Prompt - Give every line from the entries that contains "species".
━━ Task inputs
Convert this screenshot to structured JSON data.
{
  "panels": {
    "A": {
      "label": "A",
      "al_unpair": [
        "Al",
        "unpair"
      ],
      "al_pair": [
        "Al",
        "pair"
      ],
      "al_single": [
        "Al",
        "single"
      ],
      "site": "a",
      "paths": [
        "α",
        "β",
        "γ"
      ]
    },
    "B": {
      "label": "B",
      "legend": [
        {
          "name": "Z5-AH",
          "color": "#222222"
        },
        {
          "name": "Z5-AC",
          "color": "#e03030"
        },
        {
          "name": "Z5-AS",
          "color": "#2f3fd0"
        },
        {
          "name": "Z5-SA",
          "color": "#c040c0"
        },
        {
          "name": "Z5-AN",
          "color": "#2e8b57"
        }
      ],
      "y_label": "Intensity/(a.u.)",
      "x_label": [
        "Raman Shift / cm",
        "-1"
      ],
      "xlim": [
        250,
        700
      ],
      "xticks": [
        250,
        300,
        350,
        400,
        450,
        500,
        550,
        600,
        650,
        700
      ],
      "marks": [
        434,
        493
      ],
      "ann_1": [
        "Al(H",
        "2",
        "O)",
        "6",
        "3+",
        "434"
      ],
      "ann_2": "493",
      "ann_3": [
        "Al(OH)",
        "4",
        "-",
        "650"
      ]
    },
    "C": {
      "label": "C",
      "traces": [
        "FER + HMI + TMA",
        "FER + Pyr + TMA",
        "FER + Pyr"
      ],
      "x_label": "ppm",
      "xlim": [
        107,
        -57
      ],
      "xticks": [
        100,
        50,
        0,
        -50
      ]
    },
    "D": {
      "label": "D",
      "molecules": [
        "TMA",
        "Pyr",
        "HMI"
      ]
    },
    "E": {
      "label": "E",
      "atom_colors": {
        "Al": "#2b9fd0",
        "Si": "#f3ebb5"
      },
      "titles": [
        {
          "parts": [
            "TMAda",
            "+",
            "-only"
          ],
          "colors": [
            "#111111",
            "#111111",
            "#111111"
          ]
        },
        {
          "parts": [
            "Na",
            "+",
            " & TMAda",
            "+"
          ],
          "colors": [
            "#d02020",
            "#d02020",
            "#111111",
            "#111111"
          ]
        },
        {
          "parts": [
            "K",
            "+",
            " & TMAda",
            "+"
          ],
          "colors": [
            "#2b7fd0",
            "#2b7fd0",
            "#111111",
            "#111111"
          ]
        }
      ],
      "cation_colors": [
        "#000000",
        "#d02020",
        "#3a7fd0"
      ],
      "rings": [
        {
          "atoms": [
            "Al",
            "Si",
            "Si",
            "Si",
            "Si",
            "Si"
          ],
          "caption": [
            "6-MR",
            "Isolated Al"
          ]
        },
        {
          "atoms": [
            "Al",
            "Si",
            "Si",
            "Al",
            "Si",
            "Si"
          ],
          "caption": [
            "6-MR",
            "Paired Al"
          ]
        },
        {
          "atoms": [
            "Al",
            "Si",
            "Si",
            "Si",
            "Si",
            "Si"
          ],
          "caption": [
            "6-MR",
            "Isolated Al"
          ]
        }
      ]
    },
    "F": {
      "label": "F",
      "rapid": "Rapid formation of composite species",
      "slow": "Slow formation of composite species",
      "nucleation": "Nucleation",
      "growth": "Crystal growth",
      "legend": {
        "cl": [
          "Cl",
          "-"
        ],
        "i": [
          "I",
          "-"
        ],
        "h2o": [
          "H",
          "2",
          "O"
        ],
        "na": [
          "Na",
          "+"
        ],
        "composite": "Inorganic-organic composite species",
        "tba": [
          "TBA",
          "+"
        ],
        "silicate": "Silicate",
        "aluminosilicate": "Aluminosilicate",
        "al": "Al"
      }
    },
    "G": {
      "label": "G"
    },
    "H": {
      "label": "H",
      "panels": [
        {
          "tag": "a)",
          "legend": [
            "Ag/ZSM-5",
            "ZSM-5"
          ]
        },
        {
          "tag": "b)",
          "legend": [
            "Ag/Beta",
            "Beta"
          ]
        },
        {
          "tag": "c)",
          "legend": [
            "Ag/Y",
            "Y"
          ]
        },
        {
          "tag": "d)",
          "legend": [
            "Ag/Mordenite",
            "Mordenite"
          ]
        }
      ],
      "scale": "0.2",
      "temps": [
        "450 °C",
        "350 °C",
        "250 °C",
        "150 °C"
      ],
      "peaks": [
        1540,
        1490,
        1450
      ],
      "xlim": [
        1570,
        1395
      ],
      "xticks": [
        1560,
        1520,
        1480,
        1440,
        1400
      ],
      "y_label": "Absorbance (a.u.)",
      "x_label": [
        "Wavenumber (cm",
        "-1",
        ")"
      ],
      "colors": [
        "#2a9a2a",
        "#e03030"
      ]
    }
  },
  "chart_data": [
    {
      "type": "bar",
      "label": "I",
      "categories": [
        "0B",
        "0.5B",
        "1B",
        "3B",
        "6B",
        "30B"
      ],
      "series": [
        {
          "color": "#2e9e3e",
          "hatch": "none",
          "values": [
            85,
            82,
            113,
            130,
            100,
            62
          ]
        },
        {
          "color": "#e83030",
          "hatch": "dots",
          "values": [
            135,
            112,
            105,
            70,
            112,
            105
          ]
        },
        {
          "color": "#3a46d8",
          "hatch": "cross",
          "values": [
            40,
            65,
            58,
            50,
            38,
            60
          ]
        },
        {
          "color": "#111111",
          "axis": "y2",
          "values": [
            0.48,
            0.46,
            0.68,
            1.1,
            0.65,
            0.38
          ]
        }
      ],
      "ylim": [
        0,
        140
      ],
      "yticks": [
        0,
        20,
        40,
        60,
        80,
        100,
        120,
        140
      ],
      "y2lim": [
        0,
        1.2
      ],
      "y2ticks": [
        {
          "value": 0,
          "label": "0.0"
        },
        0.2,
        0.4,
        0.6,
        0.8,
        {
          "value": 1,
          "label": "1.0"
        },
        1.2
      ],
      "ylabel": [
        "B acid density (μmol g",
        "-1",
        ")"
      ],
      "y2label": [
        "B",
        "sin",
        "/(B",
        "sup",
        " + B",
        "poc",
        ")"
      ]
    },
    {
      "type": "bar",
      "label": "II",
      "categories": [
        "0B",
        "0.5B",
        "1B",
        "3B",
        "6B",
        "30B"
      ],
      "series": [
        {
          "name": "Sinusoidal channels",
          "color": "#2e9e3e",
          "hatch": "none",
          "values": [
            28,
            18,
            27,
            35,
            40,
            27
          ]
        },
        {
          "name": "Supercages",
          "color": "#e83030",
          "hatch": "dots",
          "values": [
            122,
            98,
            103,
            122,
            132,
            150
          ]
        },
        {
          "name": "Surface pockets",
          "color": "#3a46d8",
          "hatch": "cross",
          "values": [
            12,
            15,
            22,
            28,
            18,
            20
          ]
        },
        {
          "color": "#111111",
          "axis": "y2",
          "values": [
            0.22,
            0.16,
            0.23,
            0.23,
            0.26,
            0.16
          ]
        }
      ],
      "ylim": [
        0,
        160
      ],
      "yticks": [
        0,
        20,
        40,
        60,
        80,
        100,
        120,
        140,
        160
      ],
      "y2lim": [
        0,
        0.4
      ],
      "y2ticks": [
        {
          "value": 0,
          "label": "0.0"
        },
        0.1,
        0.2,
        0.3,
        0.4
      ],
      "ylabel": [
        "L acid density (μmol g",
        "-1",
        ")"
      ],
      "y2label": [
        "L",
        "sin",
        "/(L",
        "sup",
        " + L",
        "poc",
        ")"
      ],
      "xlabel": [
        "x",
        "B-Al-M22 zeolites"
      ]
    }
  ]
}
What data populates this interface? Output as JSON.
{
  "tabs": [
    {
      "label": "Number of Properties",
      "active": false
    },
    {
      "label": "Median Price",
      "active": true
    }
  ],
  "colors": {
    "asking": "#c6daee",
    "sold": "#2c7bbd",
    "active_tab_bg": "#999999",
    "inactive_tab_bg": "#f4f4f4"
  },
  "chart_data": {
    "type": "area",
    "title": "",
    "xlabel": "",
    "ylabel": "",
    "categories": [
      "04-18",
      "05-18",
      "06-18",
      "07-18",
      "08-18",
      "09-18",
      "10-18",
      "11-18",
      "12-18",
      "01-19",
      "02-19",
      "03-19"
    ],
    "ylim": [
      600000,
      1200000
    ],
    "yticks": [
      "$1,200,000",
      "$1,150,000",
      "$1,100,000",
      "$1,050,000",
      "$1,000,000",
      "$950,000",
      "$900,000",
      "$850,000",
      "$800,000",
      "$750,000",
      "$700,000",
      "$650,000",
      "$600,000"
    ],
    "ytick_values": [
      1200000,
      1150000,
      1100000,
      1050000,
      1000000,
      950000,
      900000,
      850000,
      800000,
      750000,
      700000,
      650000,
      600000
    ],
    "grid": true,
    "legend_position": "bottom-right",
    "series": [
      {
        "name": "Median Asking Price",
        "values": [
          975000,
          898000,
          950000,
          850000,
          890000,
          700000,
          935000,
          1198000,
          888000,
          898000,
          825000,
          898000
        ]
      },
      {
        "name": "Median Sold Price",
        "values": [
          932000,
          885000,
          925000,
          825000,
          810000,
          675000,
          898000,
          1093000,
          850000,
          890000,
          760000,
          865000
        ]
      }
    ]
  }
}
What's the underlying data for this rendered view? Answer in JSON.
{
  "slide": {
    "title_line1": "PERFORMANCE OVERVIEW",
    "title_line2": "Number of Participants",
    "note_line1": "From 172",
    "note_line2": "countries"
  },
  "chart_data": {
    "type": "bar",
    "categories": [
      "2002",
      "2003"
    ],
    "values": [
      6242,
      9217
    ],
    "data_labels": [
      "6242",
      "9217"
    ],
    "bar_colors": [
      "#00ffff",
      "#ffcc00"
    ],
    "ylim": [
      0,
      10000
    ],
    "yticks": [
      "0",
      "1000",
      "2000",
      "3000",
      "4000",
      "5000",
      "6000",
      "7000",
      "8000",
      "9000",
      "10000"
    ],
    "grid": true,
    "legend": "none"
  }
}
━━━━
Response to the task -
      "rapid": "Rapid formation of composite species",
      "slow": "Slow formation of composite species",
        "composite": "Inorganic-organic composite species",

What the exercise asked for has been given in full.